» **Your instructions**
Copy the listing below in full and skip every picture.

BEGIN Supplied information

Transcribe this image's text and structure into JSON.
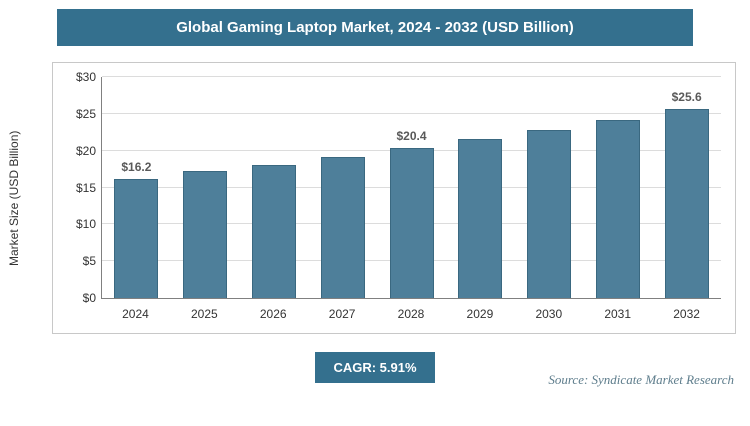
{
  "title_bar": {
    "title": "Global Gaming Laptop Market, 2024 - 2032 (USD Billion)"
  },
  "footer": {
    "cagr": "CAGR: 5.91%",
    "source": "Source: Syndicate Market Research"
  },
  "colors": {
    "accent": "#34708e",
    "bar": "#4e7f9a",
    "bar_border": "#3a6880",
    "gridline": "#dcdcdc",
    "axis": "#808080",
    "value_label": "#595959",
    "source_text": "#5e7d8c"
  },
  "chart_data": {
    "type": "bar",
    "title": "Global Gaming Laptop Market, 2024 - 2032 (USD Billion)",
    "xlabel": "",
    "ylabel": "Market Size (USD Billion)",
    "categories": [
      "2024",
      "2025",
      "2026",
      "2027",
      "2028",
      "2029",
      "2030",
      "2031",
      "2032"
    ],
    "values": [
      16.2,
      17.2,
      18.1,
      19.2,
      20.4,
      21.6,
      22.8,
      24.2,
      25.6
    ],
    "point_labels": [
      "$16.2",
      "",
      "",
      "",
      "$20.4",
      "",
      "",
      "",
      "$25.6"
    ],
    "ylim": [
      0,
      30
    ],
    "yticks": [
      {
        "label": "$0",
        "value": 0
      },
      {
        "label": "$5",
        "value": 5
      },
      {
        "label": "$10",
        "value": 10
      },
      {
        "label": "$15",
        "value": 15
      },
      {
        "label": "$20",
        "value": 20
      },
      {
        "label": "$25",
        "value": 25
      },
      {
        "label": "$30",
        "value": 30
      }
    ],
    "grid": true,
    "legend": false,
    "annotations": [
      "CAGR: 5.91%"
    ]
  }
}
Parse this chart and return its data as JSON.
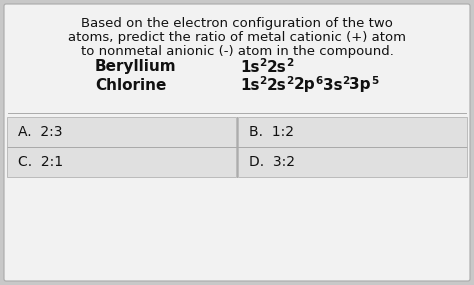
{
  "bg_color": "#c8c8c8",
  "card_color": "#f2f2f2",
  "answer_box_color": "#e0e0e0",
  "text_color": "#111111",
  "border_color": "#aaaaaa",
  "q_line1": "Based on the electron configuration of the two",
  "q_line2": "atoms, predict the ratio of metal cationic (+) atom",
  "q_line3": "to nonmetal anionic (-) atom in the compound.",
  "el1_name": "Beryllium",
  "el1_config_parts": [
    "1s",
    "2",
    "2s",
    "2"
  ],
  "el2_name": "Chlorine",
  "el2_config_parts": [
    "1s",
    "2",
    "2s",
    "2",
    "2p",
    "6",
    "3s",
    "2",
    "3p",
    "5"
  ],
  "answer_A": "A.  2:3",
  "answer_B": "B.  1:2",
  "answer_C": "C.  2:1",
  "answer_D": "D.  3:2",
  "font_size_q": 9.5,
  "font_size_el": 11.0,
  "font_size_ans": 10.0,
  "font_size_sup": 7.5
}
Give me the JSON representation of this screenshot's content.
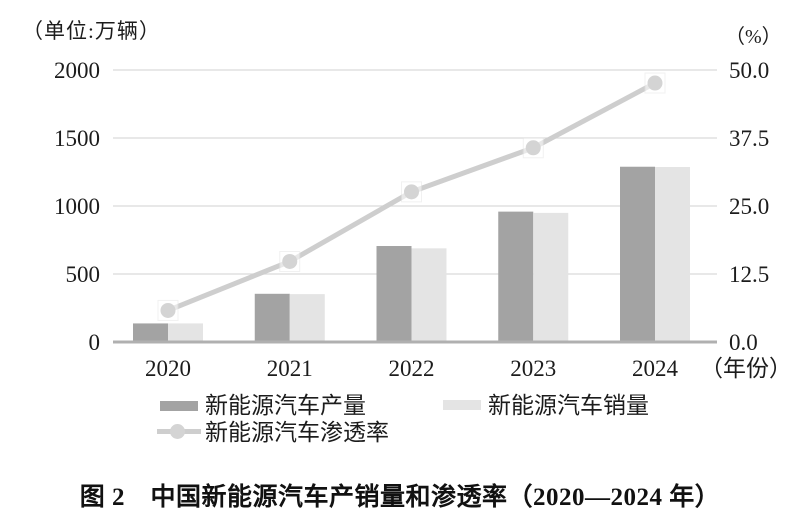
{
  "figure": {
    "unit_label": "（单位:万辆）",
    "percent_label": "（%）",
    "x_axis_suffix": "（年份）",
    "caption": "图 2　中国新能源汽车产销量和渗透率（2020—2024 年）"
  },
  "legend": {
    "production": "新能源汽车产量",
    "sales": "新能源汽车销量",
    "penetration": "新能源汽车渗透率"
  },
  "colors": {
    "production_bar": "#a3a3a3",
    "sales_bar": "#e4e4e4",
    "penetration_line": "#cecece",
    "penetration_marker": "#d4d4d4",
    "gridline": "#d9d9d9",
    "axis_baseline": "#b0b0b0",
    "text": "#1c1c1c"
  },
  "chart_data": {
    "type": "bar+line combo",
    "title": "",
    "categories": [
      "2020",
      "2021",
      "2022",
      "2023",
      "2024"
    ],
    "series": [
      {
        "name": "新能源汽车产量",
        "type": "bar",
        "axis": "left",
        "color": "#a3a3a3",
        "values": [
          136.6,
          354.5,
          705.8,
          958.7,
          1288.8
        ]
      },
      {
        "name": "新能源汽车销量",
        "type": "bar",
        "axis": "left",
        "color": "#e4e4e4",
        "values": [
          136.7,
          352.1,
          688.7,
          949.5,
          1286.6
        ]
      },
      {
        "name": "新能源汽车渗透率",
        "type": "line",
        "axis": "right",
        "color": "#cecece",
        "marker": "circle",
        "marker_color": "#d4d4d4",
        "values": [
          5.8,
          14.8,
          27.6,
          35.7,
          47.6
        ]
      }
    ],
    "left_axis": {
      "title": "（单位:万辆）",
      "ticks": [
        "0",
        "500",
        "1000",
        "1500",
        "2000"
      ],
      "range": [
        0,
        2000
      ]
    },
    "right_axis": {
      "title": "（%）",
      "ticks": [
        "0.0",
        "12.5",
        "25.0",
        "37.5",
        "50.0"
      ],
      "range": [
        0,
        50
      ]
    },
    "xlabel": "（年份）",
    "grid": true,
    "legend_position": "bottom"
  }
}
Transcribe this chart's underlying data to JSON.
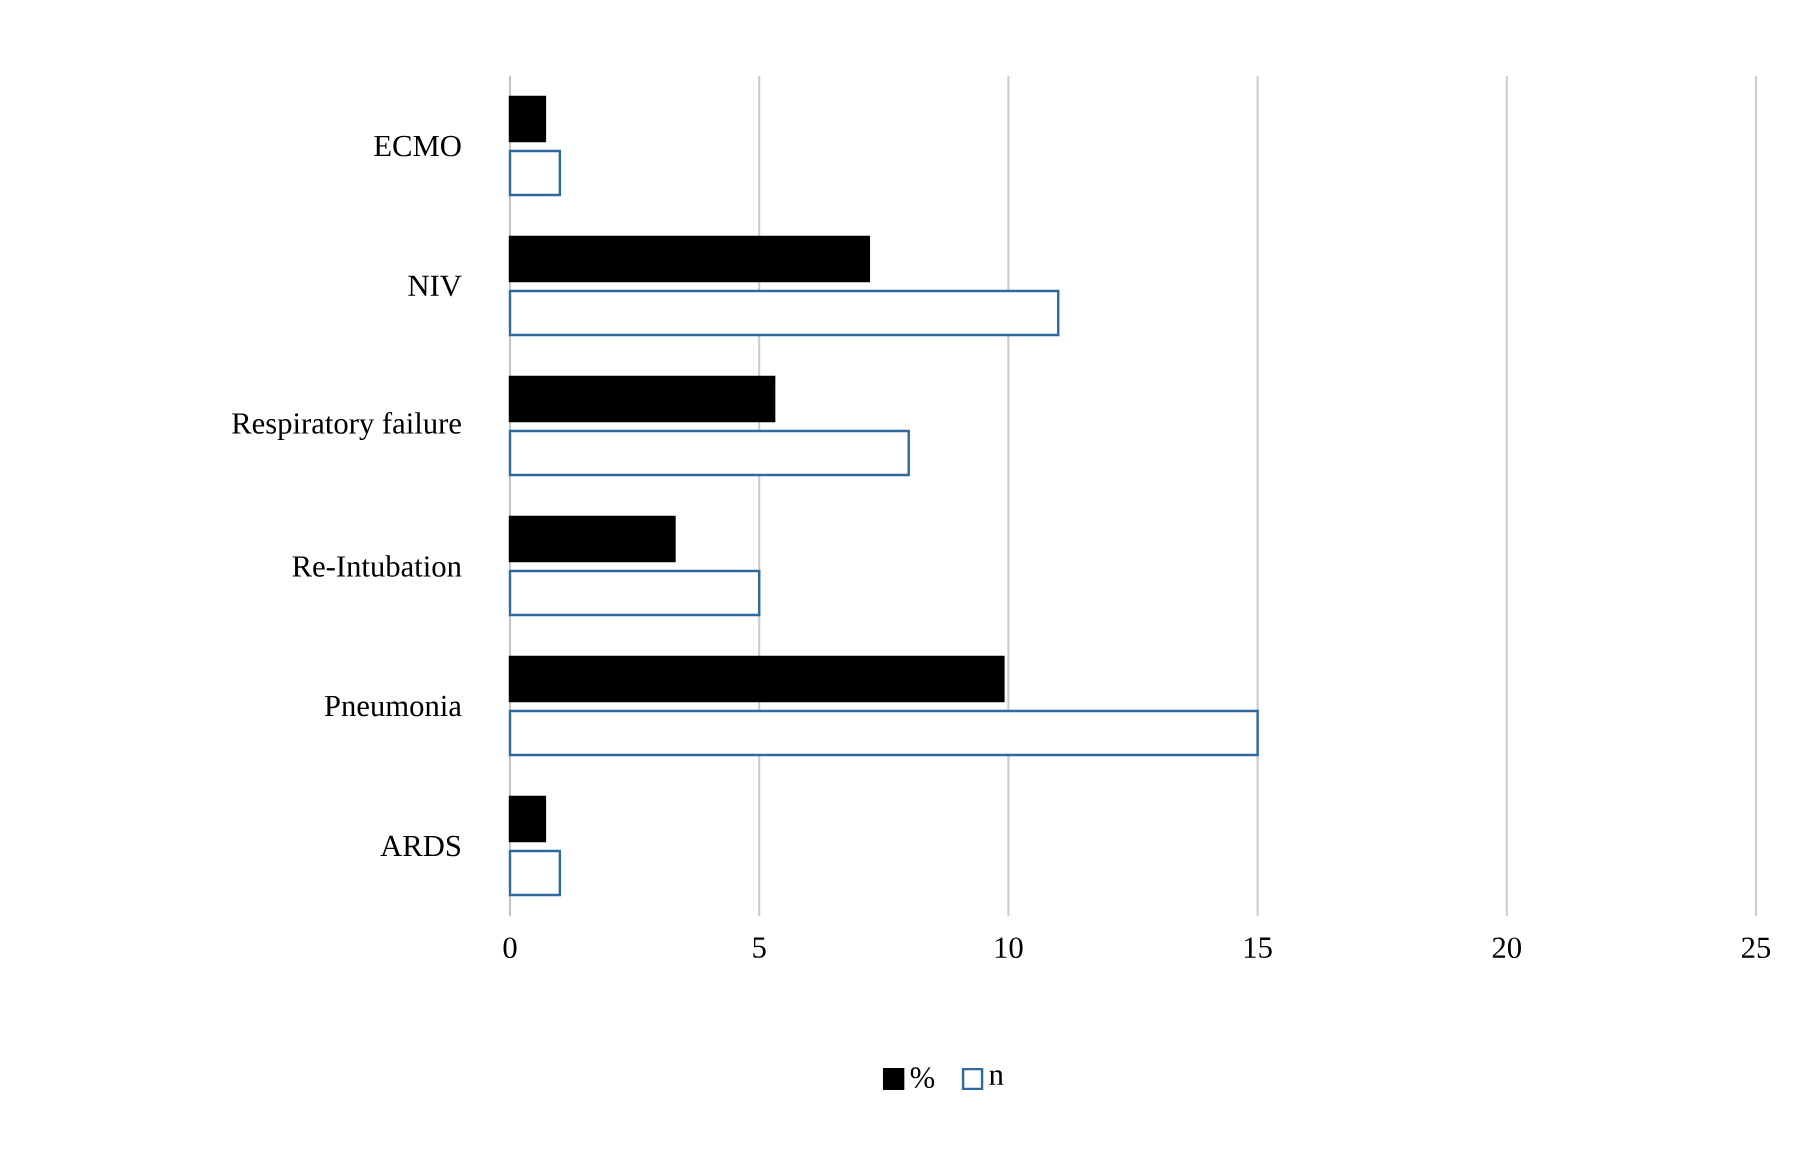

END Supplied information

» **Complete output**
Transcribe this image's text and structure into JSON.
{
  "title_bar": {
    "title": "Global Gaming Laptop Market, 2024 - 2032 (USD Billion)"
  },
  "footer": {
    "cagr": "CAGR: 5.91%",
    "source": "Source: Syndicate Market Research"
  },
  "colors": {
    "accent": "#34708e",
    "bar": "#4e7f9a",
    "bar_border": "#3a6880",
    "gridline": "#dcdcdc",
    "axis": "#808080",
    "value_label": "#595959",
    "source_text": "#5e7d8c"
  },
  "chart_data": {
    "type": "bar",
    "title": "Global Gaming Laptop Market, 2024 - 2032 (USD Billion)",
    "xlabel": "",
    "ylabel": "Market Size (USD Billion)",
    "categories": [
      "2024",
      "2025",
      "2026",
      "2027",
      "2028",
      "2029",
      "2030",
      "2031",
      "2032"
    ],
    "values": [
      16.2,
      17.2,
      18.1,
      19.2,
      20.4,
      21.6,
      22.8,
      24.2,
      25.6
    ],
    "point_labels": [
      "$16.2",
      "",
      "",
      "",
      "$20.4",
      "",
      "",
      "",
      "$25.6"
    ],
    "ylim": [
      0,
      30
    ],
    "yticks": [
      {
        "label": "$0",
        "value": 0
      },
      {
        "label": "$5",
        "value": 5
      },
      {
        "label": "$10",
        "value": 10
      },
      {
        "label": "$15",
        "value": 15
      },
      {
        "label": "$20",
        "value": 20
      },
      {
        "label": "$25",
        "value": 25
      },
      {
        "label": "$30",
        "value": 30
      }
    ],
    "grid": true,
    "legend": false,
    "annotations": [
      "CAGR: 5.91%"
    ]
  }
}
Parse this chart and return its data as JSON.
{
  "bg_color": "#c8c8c8",
  "card_color": "#f2f2f2",
  "answer_box_color": "#e0e0e0",
  "text_color": "#111111",
  "border_color": "#aaaaaa",
  "q_line1": "Based on the electron configuration of the two",
  "q_line2": "atoms, predict the ratio of metal cationic (+) atom",
  "q_line3": "to nonmetal anionic (-) atom in the compound.",
  "el1_name": "Beryllium",
  "el1_config_parts": [
    "1s",
    "2",
    "2s",
    "2"
  ],
  "el2_name": "Chlorine",
  "el2_config_parts": [
    "1s",
    "2",
    "2s",
    "2",
    "2p",
    "6",
    "3s",
    "2",
    "3p",
    "5"
  ],
  "answer_A": "A.  2:3",
  "answer_B": "B.  1:2",
  "answer_C": "C.  2:1",
  "answer_D": "D.  3:2",
  "font_size_q": 9.5,
  "font_size_el": 11.0,
  "font_size_ans": 10.0,
  "font_size_sup": 7.5
}
Give me the JSON representation of this screenshot's content.
{
  "figure": {
    "unit_label": "（单位:万辆）",
    "percent_label": "（%）",
    "x_axis_suffix": "（年份）",
    "caption": "图 2　中国新能源汽车产销量和渗透率（2020—2024 年）"
  },
  "legend": {
    "production": "新能源汽车产量",
    "sales": "新能源汽车销量",
    "penetration": "新能源汽车渗透率"
  },
  "colors": {
    "production_bar": "#a3a3a3",
    "sales_bar": "#e4e4e4",
    "penetration_line": "#cecece",
    "penetration_marker": "#d4d4d4",
    "gridline": "#d9d9d9",
    "axis_baseline": "#b0b0b0",
    "text": "#1c1c1c"
  },
  "chart_data": {
    "type": "bar+line combo",
    "title": "",
    "categories": [
      "2020",
      "2021",
      "2022",
      "2023",
      "2024"
    ],
    "series": [
      {
        "name": "新能源汽车产量",
        "type": "bar",
        "axis": "left",
        "color": "#a3a3a3",
        "values": [
          136.6,
          354.5,
          705.8,
          958.7,
          1288.8
        ]
      },
      {
        "name": "新能源汽车销量",
        "type": "bar",
        "axis": "left",
        "color": "#e4e4e4",
        "values": [
          136.7,
          352.1,
          688.7,
          949.5,
          1286.6
        ]
      },
      {
        "name": "新能源汽车渗透率",
        "type": "line",
        "axis": "right",
        "color": "#cecece",
        "marker": "circle",
        "marker_color": "#d4d4d4",
        "values": [
          5.8,
          14.8,
          27.6,
          35.7,
          47.6
        ]
      }
    ],
    "left_axis": {
      "title": "（单位:万辆）",
      "ticks": [
        "0",
        "500",
        "1000",
        "1500",
        "2000"
      ],
      "range": [
        0,
        2000
      ]
    },
    "right_axis": {
      "title": "（%）",
      "ticks": [
        "0.0",
        "12.5",
        "25.0",
        "37.5",
        "50.0"
      ],
      "range": [
        0,
        50
      ]
    },
    "xlabel": "（年份）",
    "grid": true,
    "legend_position": "bottom"
  }
}
Transcribe this chart's underlying data to JSON.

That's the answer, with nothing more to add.